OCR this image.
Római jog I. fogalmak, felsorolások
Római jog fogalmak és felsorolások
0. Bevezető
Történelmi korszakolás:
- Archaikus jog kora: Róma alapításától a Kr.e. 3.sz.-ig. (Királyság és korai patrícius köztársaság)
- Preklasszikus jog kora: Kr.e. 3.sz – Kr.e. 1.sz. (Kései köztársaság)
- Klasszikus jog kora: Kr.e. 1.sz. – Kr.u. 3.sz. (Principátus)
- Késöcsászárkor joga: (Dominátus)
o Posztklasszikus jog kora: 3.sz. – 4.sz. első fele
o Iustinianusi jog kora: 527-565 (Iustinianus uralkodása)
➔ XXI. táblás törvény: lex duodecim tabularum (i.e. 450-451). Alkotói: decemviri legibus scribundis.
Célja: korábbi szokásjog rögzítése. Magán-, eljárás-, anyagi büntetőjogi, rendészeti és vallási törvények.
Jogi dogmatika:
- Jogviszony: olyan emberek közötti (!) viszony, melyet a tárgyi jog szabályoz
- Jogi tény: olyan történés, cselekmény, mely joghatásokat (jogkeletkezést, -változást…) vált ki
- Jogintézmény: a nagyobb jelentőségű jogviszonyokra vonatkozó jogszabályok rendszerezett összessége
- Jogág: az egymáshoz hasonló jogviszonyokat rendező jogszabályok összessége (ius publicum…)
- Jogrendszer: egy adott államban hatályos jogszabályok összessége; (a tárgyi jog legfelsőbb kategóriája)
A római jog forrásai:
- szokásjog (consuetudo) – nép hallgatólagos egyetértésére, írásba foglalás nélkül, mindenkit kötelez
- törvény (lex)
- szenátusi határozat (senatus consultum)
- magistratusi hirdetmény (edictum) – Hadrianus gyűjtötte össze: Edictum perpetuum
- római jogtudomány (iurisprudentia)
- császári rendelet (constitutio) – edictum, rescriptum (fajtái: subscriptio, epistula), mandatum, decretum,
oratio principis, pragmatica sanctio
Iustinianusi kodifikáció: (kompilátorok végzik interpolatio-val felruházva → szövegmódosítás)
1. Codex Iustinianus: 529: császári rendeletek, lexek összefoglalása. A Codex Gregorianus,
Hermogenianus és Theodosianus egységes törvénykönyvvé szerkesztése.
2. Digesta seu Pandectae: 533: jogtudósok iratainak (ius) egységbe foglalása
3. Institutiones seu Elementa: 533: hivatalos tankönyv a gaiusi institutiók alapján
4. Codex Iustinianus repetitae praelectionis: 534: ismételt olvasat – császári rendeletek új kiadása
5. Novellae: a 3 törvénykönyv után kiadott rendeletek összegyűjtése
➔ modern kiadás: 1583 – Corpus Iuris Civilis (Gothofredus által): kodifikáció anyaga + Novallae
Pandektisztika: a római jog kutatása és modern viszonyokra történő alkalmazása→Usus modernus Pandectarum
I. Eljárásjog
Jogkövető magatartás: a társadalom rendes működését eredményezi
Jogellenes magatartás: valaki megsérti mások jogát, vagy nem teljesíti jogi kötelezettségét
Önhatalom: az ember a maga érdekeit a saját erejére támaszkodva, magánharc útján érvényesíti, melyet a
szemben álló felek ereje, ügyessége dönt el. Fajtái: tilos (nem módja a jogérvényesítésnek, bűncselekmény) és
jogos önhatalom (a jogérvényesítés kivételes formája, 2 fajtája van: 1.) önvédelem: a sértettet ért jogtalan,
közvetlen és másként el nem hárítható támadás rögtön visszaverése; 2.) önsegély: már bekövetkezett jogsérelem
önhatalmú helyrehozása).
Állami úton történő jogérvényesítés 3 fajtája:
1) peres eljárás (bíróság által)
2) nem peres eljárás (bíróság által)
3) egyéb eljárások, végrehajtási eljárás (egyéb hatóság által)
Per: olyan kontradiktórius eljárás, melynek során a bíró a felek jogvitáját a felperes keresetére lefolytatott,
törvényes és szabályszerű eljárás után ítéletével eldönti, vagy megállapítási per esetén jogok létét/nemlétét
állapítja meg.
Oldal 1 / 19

**Set problem**
Repeat the material in full, exactly as it stands.

**Written response**
OCR this image.
Római jog I. fogalmak, felsorolások
Római jog fogalmak és felsorolások
0. Bevezető
Történelmi korszakolás:
- Archaikus jog kora: Róma alapításától a Kr.e. 3.sz.-ig. (Királyság és korai patrícius köztársaság)
- Preklasszikus jog kora: Kr.e. 3.sz – Kr.e. 1.sz. (Kései köztársaság)
- Klasszikus jog kora: Kr.e. 1.sz. – Kr.u. 3.sz. (Principátus)
- Késöcsászárkor joga: (Dominátus)
o Posztklasszikus jog kora: 3.sz. – 4.sz. első fele
o Iustinianusi jog kora: 527-565 (Iustinianus uralkodása)
➔ XXI. táblás törvény: lex duodecim tabularum (i.e. 450-451). Alkotói: decemviri legibus scribundis.
Célja: korábbi szokásjog rögzítése. Magán-, eljárás-, anyagi büntetőjogi, rendészeti és vallási törvények.
Jogi dogmatika:
- Jogviszony: olyan emberek közötti (!) viszony, melyet a tárgyi jog szabályoz
- Jogi tény: olyan történés, cselekmény, mely joghatásokat (jogkeletkezést, -változást…) vált ki
- Jogintézmény: a nagyobb jelentőségű jogviszonyokra vonatkozó jogszabályok rendszerezett összessége
- Jogág: az egymáshoz hasonló jogviszonyokat rendező jogszabályok összessége (ius publicum…)
- Jogrendszer: egy adott államban hatályos jogszabályok összessége; (a tárgyi jog legfelsőbb kategóriája)
A római jog forrásai:
- szokásjog (consuetudo) – nép hallgatólagos egyetértésére, írásba foglalás nélkül, mindenkit kötelez
- törvény (lex)
- szenátusi határozat (senatus consultum)
- magistratusi hirdetmény (edictum) – Hadrianus gyűjtötte össze: Edictum perpetuum
- római jogtudomány (iurisprudentia)
- császári rendelet (constitutio) – edictum, rescriptum (fajtái: subscriptio, epistula), mandatum, decretum,
oratio principis, pragmatica sanctio
Iustinianusi kodifikáció: (kompilátorok végzik interpolatio-val felruházva → szövegmódosítás)
1. Codex Iustinianus: 529: császári rendeletek, lexek összefoglalása. A Codex Gregorianus,
Hermogenianus és Theodosianus egységes törvénykönyvvé szerkesztése.
2. Digesta seu Pandectae: 533: jogtudósok iratainak (ius) egységbe foglalása
3. Institutiones seu Elementa: 533: hivatalos tankönyv a gaiusi institutiók alapján
4. Codex Iustinianus repetitae praelectionis: 534: ismételt olvasat – császári rendeletek új kiadása
5. Novellae: a 3 törvénykönyv után kiadott rendeletek összegyűjtése
➔ modern kiadás: 1583 – Corpus Iuris Civilis (Gothofredus által): kodifikáció anyaga + Novallae
Pandektisztika: a római jog kutatása és modern viszonyokra történő alkalmazása→Usus modernus Pandectarum
I. Eljárásjog
Jogkövető magatartás: a társadalom rendes működését eredményezi
Jogellenes magatartás: valaki megsérti mások jogát, vagy nem teljesíti jogi kötelezettségét
Önhatalom: az ember a maga érdekeit a saját erejére támaszkodva, magánharc útján érvényesíti, melyet a
szemben álló felek ereje, ügyessége dönt el. Fajtái: tilos (nem módja a jogérvényesítésnek, bűncselekmény) és
jogos önhatalom (a jogérvényesítés kivételes formája, 2 fajtája van: 1.) önvédelem: a sértettet ért jogtalan,
közvetlen és másként el nem hárítható támadás rögtön visszaverése; 2.) önsegély: már bekövetkezett jogsérelem
önhatalmú helyrehozása).
Állami úton történő jogérvényesítés 3 fajtája:
1) peres eljárás (bíróság által)
2) nem peres eljárás (bíróság által)
3) egyéb eljárások, végrehajtási eljárás (egyéb hatóság által)
Per: olyan kontradiktórius eljárás, melynek során a bíró a felek jogvitáját a felperes keresetére lefolytatott,
törvényes és szabályszerű eljárás után ítéletével eldönti, vagy megállapítási per esetén jogok létét/nemlétét
állapítja meg.
Oldal 1 / 19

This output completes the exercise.